Written problem -> Write out all entries word for word.

(Lines of data)
· · · ·
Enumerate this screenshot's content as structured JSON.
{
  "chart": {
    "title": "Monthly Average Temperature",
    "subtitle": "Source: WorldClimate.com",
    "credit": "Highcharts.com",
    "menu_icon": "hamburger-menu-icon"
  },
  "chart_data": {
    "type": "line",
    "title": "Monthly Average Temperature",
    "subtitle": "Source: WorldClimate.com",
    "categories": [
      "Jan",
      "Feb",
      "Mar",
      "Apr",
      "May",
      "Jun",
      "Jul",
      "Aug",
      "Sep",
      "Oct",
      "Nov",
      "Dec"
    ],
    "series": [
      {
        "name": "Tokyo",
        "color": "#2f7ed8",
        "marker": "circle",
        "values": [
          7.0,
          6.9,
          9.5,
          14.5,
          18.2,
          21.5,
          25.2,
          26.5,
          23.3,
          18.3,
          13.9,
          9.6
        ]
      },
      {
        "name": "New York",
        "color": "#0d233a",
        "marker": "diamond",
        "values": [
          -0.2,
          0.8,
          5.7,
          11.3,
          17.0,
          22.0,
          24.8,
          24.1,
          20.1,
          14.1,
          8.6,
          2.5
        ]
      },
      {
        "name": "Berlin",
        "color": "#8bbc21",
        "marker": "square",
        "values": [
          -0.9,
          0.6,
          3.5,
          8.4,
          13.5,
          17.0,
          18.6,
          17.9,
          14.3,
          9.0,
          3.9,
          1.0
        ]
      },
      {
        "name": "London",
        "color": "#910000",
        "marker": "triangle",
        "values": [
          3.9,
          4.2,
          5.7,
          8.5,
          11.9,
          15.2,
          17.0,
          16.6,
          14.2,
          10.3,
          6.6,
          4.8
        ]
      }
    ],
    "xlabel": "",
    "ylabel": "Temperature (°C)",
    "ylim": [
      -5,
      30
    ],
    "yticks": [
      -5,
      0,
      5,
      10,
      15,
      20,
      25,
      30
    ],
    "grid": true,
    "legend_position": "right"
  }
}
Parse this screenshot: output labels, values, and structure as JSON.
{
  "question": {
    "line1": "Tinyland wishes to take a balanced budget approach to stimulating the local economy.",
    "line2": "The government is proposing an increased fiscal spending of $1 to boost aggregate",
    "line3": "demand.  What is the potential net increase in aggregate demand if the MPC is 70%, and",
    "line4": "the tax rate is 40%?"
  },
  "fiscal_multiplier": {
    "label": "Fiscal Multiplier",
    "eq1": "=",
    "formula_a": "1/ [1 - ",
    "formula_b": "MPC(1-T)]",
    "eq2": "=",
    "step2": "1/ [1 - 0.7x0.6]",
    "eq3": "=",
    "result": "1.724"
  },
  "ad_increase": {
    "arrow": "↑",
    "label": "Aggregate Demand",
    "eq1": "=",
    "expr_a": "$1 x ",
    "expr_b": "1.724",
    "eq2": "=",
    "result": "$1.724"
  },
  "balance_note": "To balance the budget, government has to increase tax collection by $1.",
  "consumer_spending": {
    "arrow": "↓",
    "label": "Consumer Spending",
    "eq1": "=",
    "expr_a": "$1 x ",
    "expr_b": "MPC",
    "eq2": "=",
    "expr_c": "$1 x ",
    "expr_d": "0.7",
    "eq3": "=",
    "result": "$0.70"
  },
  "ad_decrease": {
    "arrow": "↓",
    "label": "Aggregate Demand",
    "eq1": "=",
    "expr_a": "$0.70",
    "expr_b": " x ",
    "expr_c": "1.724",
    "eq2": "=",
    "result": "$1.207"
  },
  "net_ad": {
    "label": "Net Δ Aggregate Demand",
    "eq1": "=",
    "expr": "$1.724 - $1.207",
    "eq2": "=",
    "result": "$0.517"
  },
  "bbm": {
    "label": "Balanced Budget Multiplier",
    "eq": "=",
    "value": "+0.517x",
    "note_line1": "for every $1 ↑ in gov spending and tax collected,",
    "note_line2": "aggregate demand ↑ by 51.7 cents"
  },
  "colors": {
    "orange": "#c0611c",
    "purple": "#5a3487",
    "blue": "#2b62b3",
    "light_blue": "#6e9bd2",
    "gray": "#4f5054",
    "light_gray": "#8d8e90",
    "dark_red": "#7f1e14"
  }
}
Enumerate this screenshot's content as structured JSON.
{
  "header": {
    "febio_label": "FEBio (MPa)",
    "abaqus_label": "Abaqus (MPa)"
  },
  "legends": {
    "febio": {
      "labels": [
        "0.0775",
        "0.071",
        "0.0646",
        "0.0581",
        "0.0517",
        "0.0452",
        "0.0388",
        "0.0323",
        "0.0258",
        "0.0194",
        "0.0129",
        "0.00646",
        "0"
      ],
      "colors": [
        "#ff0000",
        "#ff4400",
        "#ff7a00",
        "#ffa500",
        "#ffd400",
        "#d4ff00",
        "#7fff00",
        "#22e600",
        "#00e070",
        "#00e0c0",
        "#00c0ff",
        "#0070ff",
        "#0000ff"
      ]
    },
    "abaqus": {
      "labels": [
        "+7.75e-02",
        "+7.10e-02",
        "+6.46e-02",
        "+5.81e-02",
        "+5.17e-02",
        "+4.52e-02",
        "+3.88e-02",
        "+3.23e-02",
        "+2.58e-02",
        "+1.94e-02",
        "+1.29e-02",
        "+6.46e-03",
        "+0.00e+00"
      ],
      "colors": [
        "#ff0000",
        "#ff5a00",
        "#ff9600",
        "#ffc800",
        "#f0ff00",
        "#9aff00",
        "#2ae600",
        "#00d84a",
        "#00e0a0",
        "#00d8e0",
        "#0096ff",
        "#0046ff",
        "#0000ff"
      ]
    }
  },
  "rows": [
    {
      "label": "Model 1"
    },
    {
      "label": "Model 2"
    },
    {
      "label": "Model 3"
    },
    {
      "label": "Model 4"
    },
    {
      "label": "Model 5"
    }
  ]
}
· · · ·
Solved problem ->
Enumerate this screenshot's content as structured JSON.
{
  "chart": {
    "title": "Monthly Average Temperature",
    "subtitle": "Source: WorldClimate.com",
    "credit": "Highcharts.com",
    "menu_icon": "hamburger-menu-icon"
  },
  "chart_data": {
    "type": "line",
    "title": "Monthly Average Temperature",
    "subtitle": "Source: WorldClimate.com",
    "categories": [
      "Jan",
      "Feb",
      "Mar",
      "Apr",
      "May",
      "Jun",
      "Jul",
      "Aug",
      "Sep",
      "Oct",
      "Nov",
      "Dec"
    ],
    "series": [
      {
        "name": "Tokyo",
        "color": "#2f7ed8",
        "marker": "circle",
        "values": [
          7.0,
          6.9,
          9.5,
          14.5,
          18.2,
          21.5,
          25.2,
          26.5,
          23.3,
          18.3,
          13.9,
          9.6
        ]
      },
      {
        "name": "New York",
        "color": "#0d233a",
        "marker": "diamond",
        "values": [
          -0.2,
          0.8,
          5.7,
          11.3,
          17.0,
          22.0,
          24.8,
          24.1,
          20.1,
          14.1,
          8.6,
          2.5
        ]
      },
      {
        "name": "Berlin",
        "color": "#8bbc21",
        "marker": "square",
        "values": [
          -0.9,
          0.6,
          3.5,
          8.4,
          13.5,
          17.0,
          18.6,
          17.9,
          14.3,
          9.0,
          3.9,
          1.0
        ]
      },
      {
        "name": "London",
        "color": "#910000",
        "marker": "triangle",
        "values": [
          3.9,
          4.2,
          5.7,
          8.5,
          11.9,
          15.2,
          17.0,
          16.6,
          14.2,
          10.3,
          6.6,
          4.8
        ]
      }
    ],
    "xlabel": "",
    "ylabel": "Temperature (°C)",
    "ylim": [
      -5,
      30
    ],
    "yticks": [
      -5,
      0,
      5,
      10,
      15,
      20,
      25,
      30
    ],
    "grid": true,
    "legend_position": "right"
  }
}
Parse this screenshot: output labels, values, and structure as JSON.
{
  "question": {
    "line1": "Tinyland wishes to take a balanced budget approach to stimulating the local economy.",
    "line2": "The government is proposing an increased fiscal spending of $1 to boost aggregate",
    "line3": "demand.  What is the potential net increase in aggregate demand if the MPC is 70%, and",
    "line4": "the tax rate is 40%?"
  },
  "fiscal_multiplier": {
    "label": "Fiscal Multiplier",
    "eq1": "=",
    "formula_a": "1/ [1 - ",
    "formula_b": "MPC(1-T)]",
    "eq2": "=",
    "step2": "1/ [1 - 0.7x0.6]",
    "eq3": "=",
    "result": "1.724"
  },
  "ad_increase": {
    "arrow": "↑",
    "label": "Aggregate Demand",
    "eq1": "=",
    "expr_a": "$1 x ",
    "expr_b": "1.724",
    "eq2": "=",
    "result": "$1.724"
  },
  "balance_note": "To balance the budget, government has to increase tax collection by $1.",
  "consumer_spending": {
    "arrow": "↓",
    "label": "Consumer Spending",
    "eq1": "=",
    "expr_a": "$1 x ",
    "expr_b": "MPC",
    "eq2": "=",
    "expr_c": "$1 x ",
    "expr_d": "0.7",
    "eq3": "=",
    "result": "$0.70"
  },
  "ad_decrease": {
    "arrow": "↓",
    "label": "Aggregate Demand",
    "eq1": "=",
    "expr_a": "$0.70",
    "expr_b": " x ",
    "expr_c": "1.724",
    "eq2": "=",
    "result": "$1.207"
  },
  "net_ad": {
    "label": "Net Δ Aggregate Demand",
    "eq1": "=",
    "expr": "$1.724 - $1.207",
    "eq2": "=",
    "result": "$0.517"
  },
  "bbm": {
    "label": "Balanced Budget Multiplier",
    "eq": "=",
    "value": "+0.517x",
    "note_line1": "for every $1 ↑ in gov spending and tax collected,",
    "note_line2": "aggregate demand ↑ by 51.7 cents"
  },
  "colors": {
    "orange": "#c0611c",
    "purple": "#5a3487",
    "blue": "#2b62b3",
    "light_blue": "#6e9bd2",
    "gray": "#4f5054",
    "light_gray": "#8d8e90",
    "dark_red": "#7f1e14"
  }
}
Enumerate this screenshot's content as structured JSON.
{
  "header": {
    "febio_label": "FEBio (MPa)",
    "abaqus_label": "Abaqus (MPa)"
  },
  "legends": {
    "febio": {
      "labels": [
        "0.0775",
        "0.071",
        "0.0646",
        "0.0581",
        "0.0517",
        "0.0452",
        "0.0388",
        "0.0323",
        "0.0258",
        "0.0194",
        "0.0129",
        "0.00646",
        "0"
      ],
      "colors": [
        "#ff0000",
        "#ff4400",
        "#ff7a00",
        "#ffa500",
        "#ffd400",
        "#d4ff00",
        "#7fff00",
        "#22e600",
        "#00e070",
        "#00e0c0",
        "#00c0ff",
        "#0070ff",
        "#0000ff"
      ]
    },
    "abaqus": {
      "labels": [
        "+7.75e-02",
        "+7.10e-02",
        "+6.46e-02",
        "+5.81e-02",
        "+5.17e-02",
        "+4.52e-02",
        "+3.88e-02",
        "+3.23e-02",
        "+2.58e-02",
        "+1.94e-02",
        "+1.29e-02",
        "+6.46e-03",
        "+0.00e+00"
      ],
      "colors": [
        "#ff0000",
        "#ff5a00",
        "#ff9600",
        "#ffc800",
        "#f0ff00",
        "#9aff00",
        "#2ae600",
        "#00d84a",
        "#00e0a0",
        "#00d8e0",
        "#0096ff",
        "#0046ff",
        "#0000ff"
      ]
    }
  },
  "rows": [
    {
      "label": "Model 1"
    },
    {
      "label": "Model 2"
    },
    {
      "label": "Model 3"
    },
    {
      "label": "Model 4"
    },
    {
      "label": "Model 5"
    }
  ]
}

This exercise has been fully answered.